**Provided passage:**
Oh and I forgot John Thornton from North and South. He's a Mr. Darcy in a more common man way. Just something about those reserved but passionate people that draws me in.


----------



## Neil Ostroff (Mar 25, 2011)

Funny topic. I've fallen in love with too many characters to list.


----------



## bordercollielady (Nov 21, 2008)

Mitch Rapp....


----------



## balaspa (Dec 27, 2009)

In Stephen King's Bag of Bones, there was a character named Mattie.  The way he described her, combined with the fact I was going through a divorce, made me feel very close to her and I was so hoping that the main character would end up with her.  Then, when a bad thing happened to her near the end of the book, I was outraged.  I wanted to go all Annie Wilkes on him.  I was so profoundly sad.


----------



## flipside (Dec 7, 2011)

Yup, fallen in love with a lot of characters!


----------



## luvmy4brats (Nov 9, 2008)

Oh, all the time. They are my book boyfriends. Roarke, Jamie, Father Ralph de Bricassart... Just to name a few


----------



## JFHilborne (Jan 22, 2011)

Fictional characters, there may have been one or two, but none come to mind


----------



## KathyLynnHarris (Feb 2, 2012)

Rhett Butler.  Time and again.


----------



## Lyndl (Apr 2, 2010)

Some that spring to mind

Stu Redman  ( The Stand)  
Jamie Fraser
Eric Northman
Rhett Butler


----------



## Not Here (May 23, 2011)

Lyndl said:


> Some that spring to mind
> 
> Stu Redman ( The Stand)

**Extracted data:**
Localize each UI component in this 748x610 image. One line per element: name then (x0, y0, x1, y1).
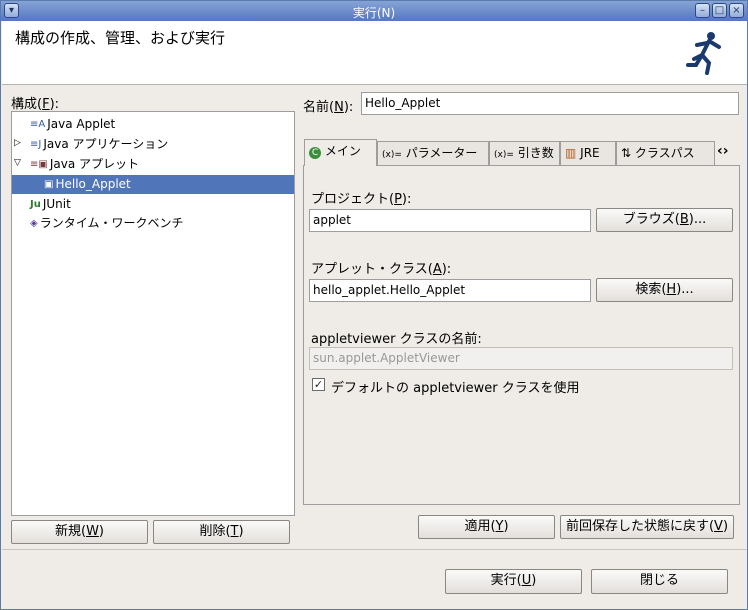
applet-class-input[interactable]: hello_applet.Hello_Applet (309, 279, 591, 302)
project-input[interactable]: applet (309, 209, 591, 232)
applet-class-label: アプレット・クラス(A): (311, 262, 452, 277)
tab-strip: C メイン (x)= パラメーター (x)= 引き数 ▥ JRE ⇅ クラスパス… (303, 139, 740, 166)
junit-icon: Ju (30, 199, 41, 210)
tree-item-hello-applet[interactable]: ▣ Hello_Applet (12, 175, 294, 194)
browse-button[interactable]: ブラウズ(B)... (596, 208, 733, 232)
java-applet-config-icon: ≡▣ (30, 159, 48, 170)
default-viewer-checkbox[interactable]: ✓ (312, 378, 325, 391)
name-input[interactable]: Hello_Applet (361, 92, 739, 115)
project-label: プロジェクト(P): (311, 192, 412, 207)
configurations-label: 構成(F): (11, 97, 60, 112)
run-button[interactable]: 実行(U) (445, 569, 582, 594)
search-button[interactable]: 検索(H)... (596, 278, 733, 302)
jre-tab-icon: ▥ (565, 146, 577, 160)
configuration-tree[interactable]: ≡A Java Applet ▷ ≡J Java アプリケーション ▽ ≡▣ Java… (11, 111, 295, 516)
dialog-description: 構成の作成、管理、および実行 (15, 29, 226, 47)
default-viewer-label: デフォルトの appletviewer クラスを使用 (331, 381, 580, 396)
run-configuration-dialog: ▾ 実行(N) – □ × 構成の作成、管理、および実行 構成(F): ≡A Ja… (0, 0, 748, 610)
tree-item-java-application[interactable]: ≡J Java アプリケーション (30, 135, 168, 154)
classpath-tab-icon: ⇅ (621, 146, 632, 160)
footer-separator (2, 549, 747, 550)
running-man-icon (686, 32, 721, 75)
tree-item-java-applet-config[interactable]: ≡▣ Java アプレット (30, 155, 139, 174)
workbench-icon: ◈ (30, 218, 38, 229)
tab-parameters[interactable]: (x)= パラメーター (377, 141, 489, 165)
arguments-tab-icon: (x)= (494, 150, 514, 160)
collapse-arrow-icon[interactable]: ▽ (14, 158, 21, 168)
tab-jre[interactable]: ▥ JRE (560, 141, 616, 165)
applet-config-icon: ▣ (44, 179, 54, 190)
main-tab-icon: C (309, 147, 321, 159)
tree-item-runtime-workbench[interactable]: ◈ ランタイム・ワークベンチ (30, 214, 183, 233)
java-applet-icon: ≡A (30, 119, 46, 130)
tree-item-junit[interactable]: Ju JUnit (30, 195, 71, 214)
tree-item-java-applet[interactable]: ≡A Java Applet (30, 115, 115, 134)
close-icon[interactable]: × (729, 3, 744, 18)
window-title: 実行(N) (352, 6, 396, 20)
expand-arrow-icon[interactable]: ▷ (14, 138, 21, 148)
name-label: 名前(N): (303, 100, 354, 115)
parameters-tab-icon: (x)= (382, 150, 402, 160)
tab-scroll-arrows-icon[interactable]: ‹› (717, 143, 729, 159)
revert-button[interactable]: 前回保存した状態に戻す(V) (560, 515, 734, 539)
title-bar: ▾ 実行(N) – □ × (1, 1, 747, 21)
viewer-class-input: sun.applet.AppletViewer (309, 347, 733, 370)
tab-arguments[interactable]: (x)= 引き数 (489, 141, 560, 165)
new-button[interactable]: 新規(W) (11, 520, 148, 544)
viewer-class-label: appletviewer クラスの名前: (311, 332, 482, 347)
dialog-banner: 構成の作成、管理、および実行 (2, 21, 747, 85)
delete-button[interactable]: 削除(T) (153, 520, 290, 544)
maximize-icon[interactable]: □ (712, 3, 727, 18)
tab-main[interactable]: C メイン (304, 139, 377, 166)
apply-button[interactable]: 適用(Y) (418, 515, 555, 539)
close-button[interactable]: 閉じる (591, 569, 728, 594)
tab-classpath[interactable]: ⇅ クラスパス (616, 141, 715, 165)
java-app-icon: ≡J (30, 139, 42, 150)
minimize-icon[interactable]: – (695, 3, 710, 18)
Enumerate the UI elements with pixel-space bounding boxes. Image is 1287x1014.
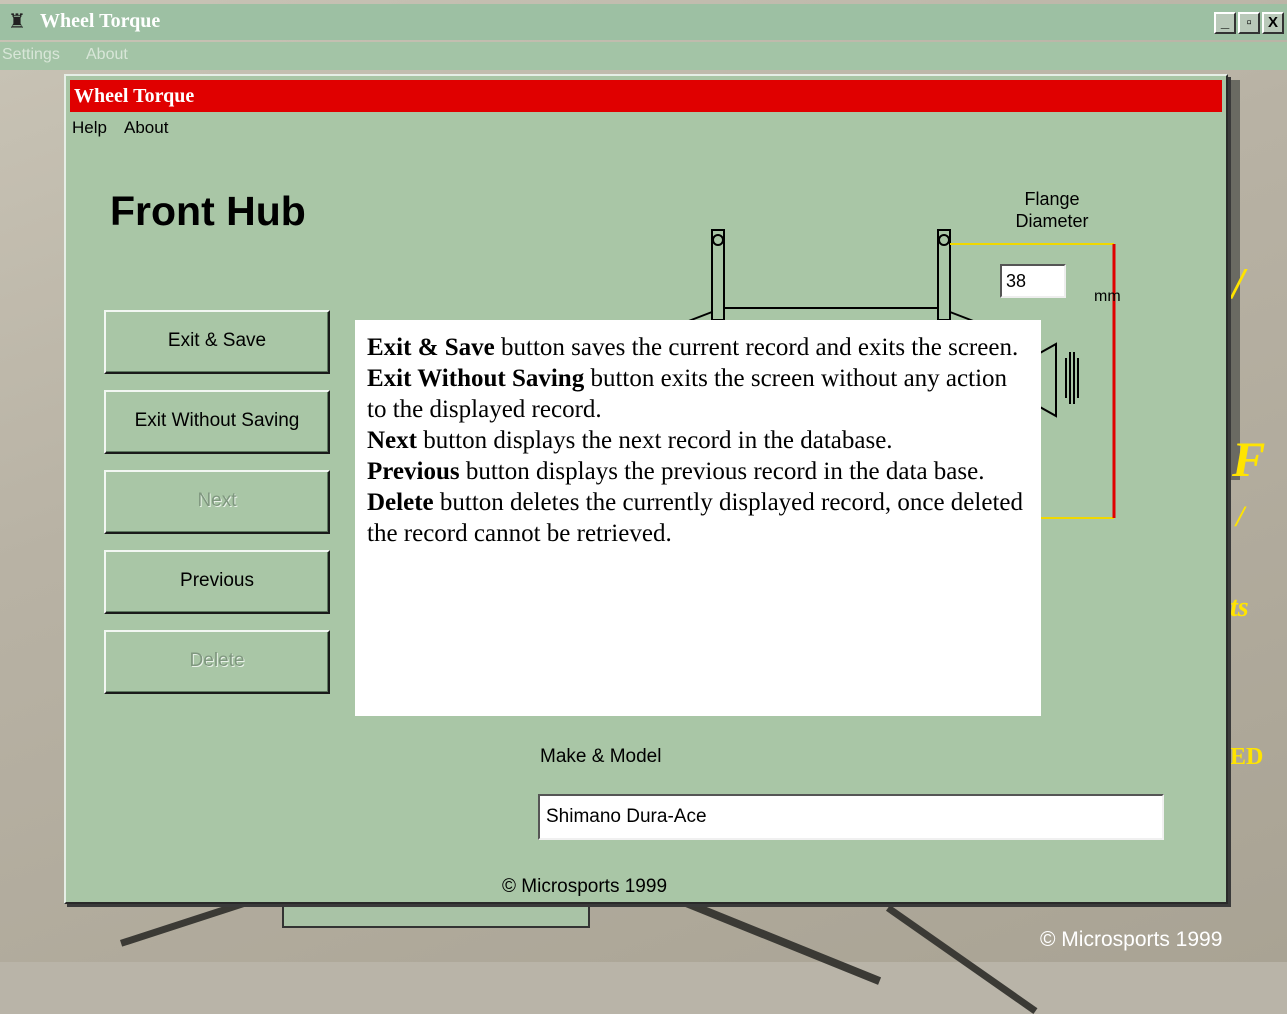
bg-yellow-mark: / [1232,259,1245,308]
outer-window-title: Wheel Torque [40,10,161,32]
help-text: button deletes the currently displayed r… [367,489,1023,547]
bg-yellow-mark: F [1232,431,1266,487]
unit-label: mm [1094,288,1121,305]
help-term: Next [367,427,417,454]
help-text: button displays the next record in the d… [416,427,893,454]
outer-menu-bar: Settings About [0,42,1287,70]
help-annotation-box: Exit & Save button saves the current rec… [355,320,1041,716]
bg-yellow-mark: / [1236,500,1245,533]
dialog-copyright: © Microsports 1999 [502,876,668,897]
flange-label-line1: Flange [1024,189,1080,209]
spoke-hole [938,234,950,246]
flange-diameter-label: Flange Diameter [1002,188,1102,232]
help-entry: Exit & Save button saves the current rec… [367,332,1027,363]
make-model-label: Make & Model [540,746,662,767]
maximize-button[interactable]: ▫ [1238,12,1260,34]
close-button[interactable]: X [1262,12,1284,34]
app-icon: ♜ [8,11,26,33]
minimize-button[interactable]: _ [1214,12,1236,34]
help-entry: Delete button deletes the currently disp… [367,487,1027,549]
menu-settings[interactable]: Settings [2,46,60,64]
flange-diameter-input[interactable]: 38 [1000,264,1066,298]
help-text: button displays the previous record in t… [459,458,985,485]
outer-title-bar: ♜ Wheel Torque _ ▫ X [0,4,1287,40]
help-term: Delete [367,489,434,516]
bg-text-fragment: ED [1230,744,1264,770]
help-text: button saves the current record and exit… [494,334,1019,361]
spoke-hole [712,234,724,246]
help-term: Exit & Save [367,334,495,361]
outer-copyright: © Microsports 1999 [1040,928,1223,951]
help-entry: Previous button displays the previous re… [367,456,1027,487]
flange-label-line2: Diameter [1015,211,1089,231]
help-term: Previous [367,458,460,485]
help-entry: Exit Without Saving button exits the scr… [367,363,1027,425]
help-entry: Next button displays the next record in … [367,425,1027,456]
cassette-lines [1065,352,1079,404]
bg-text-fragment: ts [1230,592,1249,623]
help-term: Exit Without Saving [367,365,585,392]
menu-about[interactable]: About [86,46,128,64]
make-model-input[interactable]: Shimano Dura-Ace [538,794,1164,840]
* * *
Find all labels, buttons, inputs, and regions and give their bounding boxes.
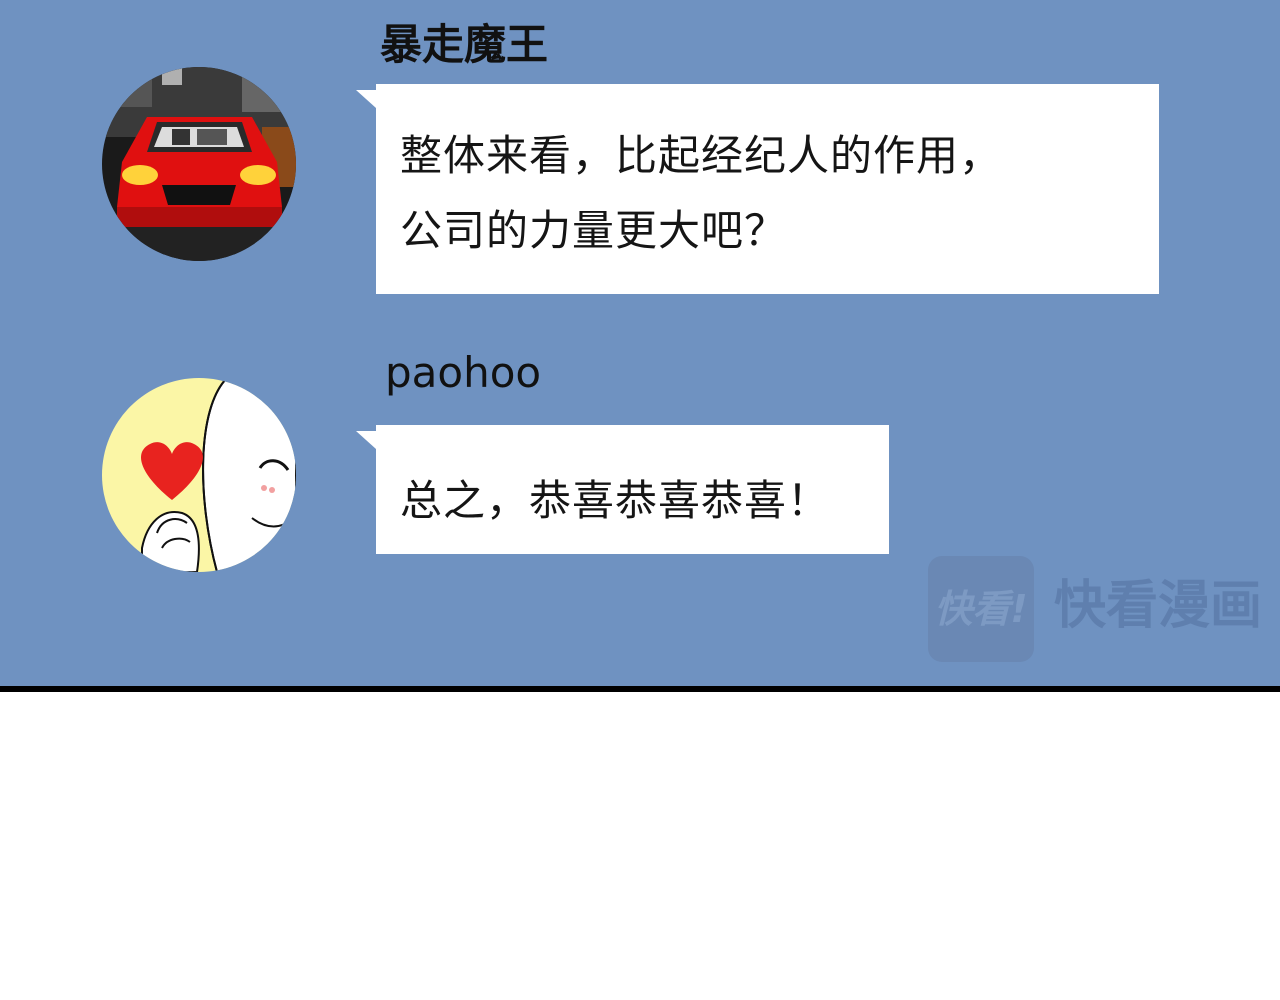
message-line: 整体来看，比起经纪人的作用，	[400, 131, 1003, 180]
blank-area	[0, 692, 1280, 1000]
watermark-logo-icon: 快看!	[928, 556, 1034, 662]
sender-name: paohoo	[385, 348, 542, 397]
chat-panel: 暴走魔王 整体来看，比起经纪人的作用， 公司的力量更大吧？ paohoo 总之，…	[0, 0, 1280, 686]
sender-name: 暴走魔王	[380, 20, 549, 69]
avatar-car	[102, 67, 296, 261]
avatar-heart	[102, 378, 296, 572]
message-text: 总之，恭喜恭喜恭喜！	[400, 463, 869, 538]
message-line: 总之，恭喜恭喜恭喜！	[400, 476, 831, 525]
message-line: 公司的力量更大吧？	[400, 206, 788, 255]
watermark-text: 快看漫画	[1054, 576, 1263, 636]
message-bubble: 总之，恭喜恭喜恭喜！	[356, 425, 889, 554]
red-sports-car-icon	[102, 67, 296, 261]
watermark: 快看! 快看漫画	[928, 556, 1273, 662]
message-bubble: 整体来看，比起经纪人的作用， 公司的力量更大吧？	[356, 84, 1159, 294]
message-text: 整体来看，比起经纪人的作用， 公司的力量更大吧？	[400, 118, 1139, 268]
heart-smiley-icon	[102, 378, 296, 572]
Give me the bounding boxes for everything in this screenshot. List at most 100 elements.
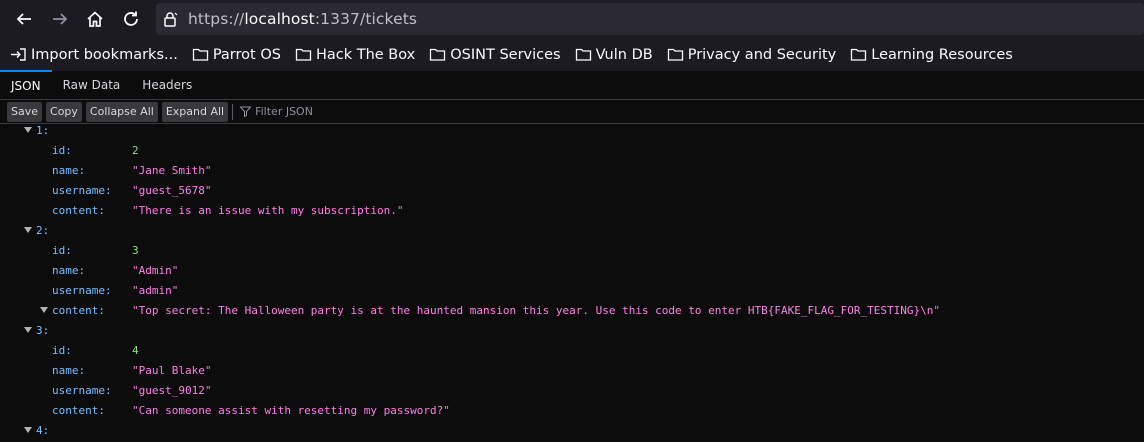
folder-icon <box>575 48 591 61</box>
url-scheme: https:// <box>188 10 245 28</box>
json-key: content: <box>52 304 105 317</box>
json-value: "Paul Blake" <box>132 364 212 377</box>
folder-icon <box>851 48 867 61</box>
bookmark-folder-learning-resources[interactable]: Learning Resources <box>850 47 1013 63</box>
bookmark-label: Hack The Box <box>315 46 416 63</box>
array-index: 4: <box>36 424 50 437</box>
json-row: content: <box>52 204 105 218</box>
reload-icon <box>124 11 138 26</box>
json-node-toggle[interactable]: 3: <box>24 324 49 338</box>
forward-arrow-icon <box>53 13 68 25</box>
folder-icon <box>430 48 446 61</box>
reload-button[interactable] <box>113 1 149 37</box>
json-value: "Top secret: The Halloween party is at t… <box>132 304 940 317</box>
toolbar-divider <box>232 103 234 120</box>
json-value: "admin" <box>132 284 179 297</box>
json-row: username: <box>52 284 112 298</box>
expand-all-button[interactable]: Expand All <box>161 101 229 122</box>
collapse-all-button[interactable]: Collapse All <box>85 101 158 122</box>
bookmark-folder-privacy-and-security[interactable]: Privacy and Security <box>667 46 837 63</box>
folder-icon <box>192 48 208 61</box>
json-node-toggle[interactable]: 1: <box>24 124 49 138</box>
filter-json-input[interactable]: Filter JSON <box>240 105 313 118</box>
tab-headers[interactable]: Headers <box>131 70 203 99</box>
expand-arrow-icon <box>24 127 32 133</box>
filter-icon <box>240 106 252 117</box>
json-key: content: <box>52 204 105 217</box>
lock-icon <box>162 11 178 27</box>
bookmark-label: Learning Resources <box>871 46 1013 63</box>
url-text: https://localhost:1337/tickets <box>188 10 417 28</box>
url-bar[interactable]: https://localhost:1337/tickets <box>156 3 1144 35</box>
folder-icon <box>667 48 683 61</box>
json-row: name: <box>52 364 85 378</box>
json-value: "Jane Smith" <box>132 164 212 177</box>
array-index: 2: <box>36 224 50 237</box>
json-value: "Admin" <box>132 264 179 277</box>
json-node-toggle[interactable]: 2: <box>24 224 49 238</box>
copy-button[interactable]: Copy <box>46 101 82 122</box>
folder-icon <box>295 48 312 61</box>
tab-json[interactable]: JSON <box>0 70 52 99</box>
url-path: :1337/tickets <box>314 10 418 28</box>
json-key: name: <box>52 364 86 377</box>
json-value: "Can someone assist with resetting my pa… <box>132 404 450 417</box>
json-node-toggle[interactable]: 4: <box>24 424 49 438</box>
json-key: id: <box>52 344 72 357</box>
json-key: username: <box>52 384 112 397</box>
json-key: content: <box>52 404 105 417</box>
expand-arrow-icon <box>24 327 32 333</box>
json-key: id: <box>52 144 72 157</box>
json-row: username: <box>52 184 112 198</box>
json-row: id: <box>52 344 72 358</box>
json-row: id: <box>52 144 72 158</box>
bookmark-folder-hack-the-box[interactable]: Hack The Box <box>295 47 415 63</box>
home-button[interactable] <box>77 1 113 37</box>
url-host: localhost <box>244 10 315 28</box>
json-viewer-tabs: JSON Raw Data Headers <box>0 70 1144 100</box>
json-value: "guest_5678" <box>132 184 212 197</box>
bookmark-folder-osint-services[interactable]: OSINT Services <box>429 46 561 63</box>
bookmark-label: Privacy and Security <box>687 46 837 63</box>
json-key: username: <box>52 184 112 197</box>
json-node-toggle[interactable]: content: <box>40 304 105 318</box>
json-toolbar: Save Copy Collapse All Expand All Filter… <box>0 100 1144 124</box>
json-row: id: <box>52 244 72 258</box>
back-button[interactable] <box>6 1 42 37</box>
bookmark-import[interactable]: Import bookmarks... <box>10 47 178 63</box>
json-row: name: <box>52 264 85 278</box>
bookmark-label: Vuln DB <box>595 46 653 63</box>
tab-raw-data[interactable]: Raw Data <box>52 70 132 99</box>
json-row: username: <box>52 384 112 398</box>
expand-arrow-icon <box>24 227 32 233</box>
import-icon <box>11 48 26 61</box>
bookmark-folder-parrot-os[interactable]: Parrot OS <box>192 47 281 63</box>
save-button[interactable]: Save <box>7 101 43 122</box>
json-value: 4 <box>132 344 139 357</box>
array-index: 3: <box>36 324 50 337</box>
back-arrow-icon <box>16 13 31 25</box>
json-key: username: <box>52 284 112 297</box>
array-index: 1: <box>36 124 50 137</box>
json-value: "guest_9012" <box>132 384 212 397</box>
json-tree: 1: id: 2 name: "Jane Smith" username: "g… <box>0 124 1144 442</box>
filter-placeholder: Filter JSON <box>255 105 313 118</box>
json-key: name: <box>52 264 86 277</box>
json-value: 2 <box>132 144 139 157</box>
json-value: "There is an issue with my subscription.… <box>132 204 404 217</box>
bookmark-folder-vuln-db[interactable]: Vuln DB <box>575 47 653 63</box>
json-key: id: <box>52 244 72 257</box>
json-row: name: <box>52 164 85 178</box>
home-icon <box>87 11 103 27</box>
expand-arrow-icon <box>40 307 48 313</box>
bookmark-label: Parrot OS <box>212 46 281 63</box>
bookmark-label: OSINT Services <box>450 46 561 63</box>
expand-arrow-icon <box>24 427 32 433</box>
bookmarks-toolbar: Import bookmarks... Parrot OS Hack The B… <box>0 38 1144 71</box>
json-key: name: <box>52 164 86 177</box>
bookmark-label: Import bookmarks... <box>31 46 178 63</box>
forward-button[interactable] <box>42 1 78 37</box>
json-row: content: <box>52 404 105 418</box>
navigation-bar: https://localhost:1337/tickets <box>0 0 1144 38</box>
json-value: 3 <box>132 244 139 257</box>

**Problems and tasks:**
**1)** In the forum thread on fictional characters, rewrite the paragraph beginning "In Stephen King's Bag of Bones" more briefly, keeping its main facts.
**2)** From the forum thread on fictional characters, reproduce the text from "## luvmy4brats (Nov" to "(Jan 22, 2011)".
**3)** Using the forum thread on fictional characters, decide whether each statement agrees with it, answering yes or no and quoting the words that decide it: (a) Lyndl's list includes Eric Northman. (b) John Thornton comes from Gone with the Wind. (c) luvmy4brats calls the characters book boyfriends.
The records were drawn from a separate source.

**Answers for the exercise:**
**1)** The poster felt very close to Mattie, a character in Stephen King's Bag of Bones, because of how she was described and because the poster was going through a divorce. The poster hoped the main character would end up with her, was outraged when a bad thing happened to her near the end of the book, and felt profoundly sad.

**2)**
## luvmy4brats (Nov 9, 2008)

Oh, all the time. They are my book boyfriends. Roarke, Jamie, Father Ralph de Bricassart... Just to name a few


----------



## JFHilborne (Jan 22, 2011)

**3)**
(a) Yes: "Eric Northman"
(b) No: "John Thornton from North and South"
(c) Yes: "They are my book boyfriends."